Would you transcribe the listing that follows, character for character, and omit its images?

(Stored items)
· · · · · · ·

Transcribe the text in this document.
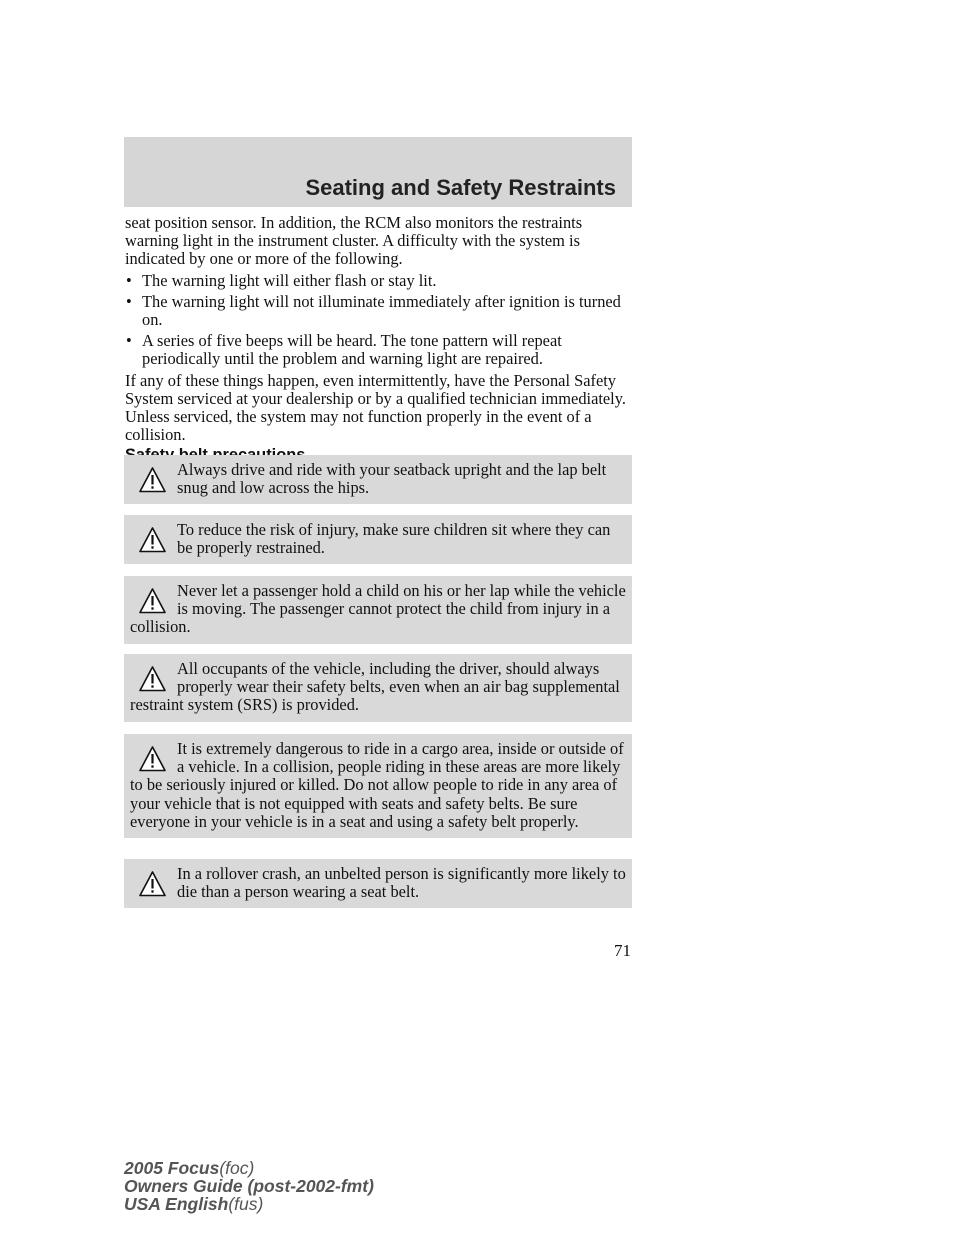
Seating and Safety Restraints

seat position sensor. In addition, the RCM also monitors the restraints warning light in the instrument cluster. A difficulty with the system is indicated by one or more of the following.

• The warning light will either flash or stay lit.
• The warning light will not illuminate immediately after ignition is turned on.
• A series of five beeps will be heard. The tone pattern will repeat periodically until the problem and warning light are repaired.

If any of these things happen, even intermittently, have the Personal Safety System serviced at your dealership or by a qualified technician immediately. Unless serviced, the system may not function properly in the event of a collision.

Always drive and ride with your seatback upright and the lap belt snug and low across the hips.

To reduce the risk of injury, make sure children sit where they can be properly restrained.

Never let a passenger hold a child on his or her lap while the vehicle is moving. The passenger cannot protect the child from injury in a collision.

All occupants of the vehicle, including the driver, should always properly wear their safety belts, even when an air bag supplemental restraint system (SRS) is provided.

It is extremely dangerous to ride in a cargo area, inside or outside of a vehicle. In a collision, people riding in these areas are more likely to be seriously injured or killed. Do not allow people to ride in any area of your vehicle that is not equipped with seats and safety belts. Be sure everyone in your vehicle is in a seat and using a safety belt properly.

In a rollover crash, an unbelted person is significantly more likely to die than a person wearing a seat belt.

71
2005 Focus(foc)
Owners Guide (post-2002-fmt)
USA English(fus)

· · · · · · ·

TASK SOLUTION:
Transcribe the text in this document.
Seating and Safety Restraints

seat position sensor. In addition, the RCM also monitors the restraints warning light in the instrument cluster. A difficulty with the system is indicated by one or more of the following.

• The warning light will either flash or stay lit.
• The warning light will not illuminate immediately after ignition is turned on.
• A series of five beeps will be heard. The tone pattern will repeat periodically until the problem and warning light are repaired.

If any of these things happen, even intermittently, have the Personal Safety System serviced at your dealership or by a qualified technician immediately. Unless serviced, the system may not function properly in the event of a collision.

Always drive and ride with your seatback upright and the lap belt snug and low across the hips.

To reduce the risk of injury, make sure children sit where they can be properly restrained.

Never let a passenger hold a child on his or her lap while the vehicle is moving. The passenger cannot protect the child from injury in a collision.

All occupants of the vehicle, including the driver, should always properly wear their safety belts, even when an air bag supplemental restraint system (SRS) is provided.

It is extremely dangerous to ride in a cargo area, inside or outside of a vehicle. In a collision, people riding in these areas are more likely to be seriously injured or killed. Do not allow people to ride in any area of your vehicle that is not equipped with seats and safety belts. Be sure everyone in your vehicle is in a seat and using a safety belt properly.

In a rollover crash, an unbelted person is significantly more likely to die than a person wearing a seat belt.

71
2005 Focus(foc)
Owners Guide (post-2002-fmt)
USA English(fus)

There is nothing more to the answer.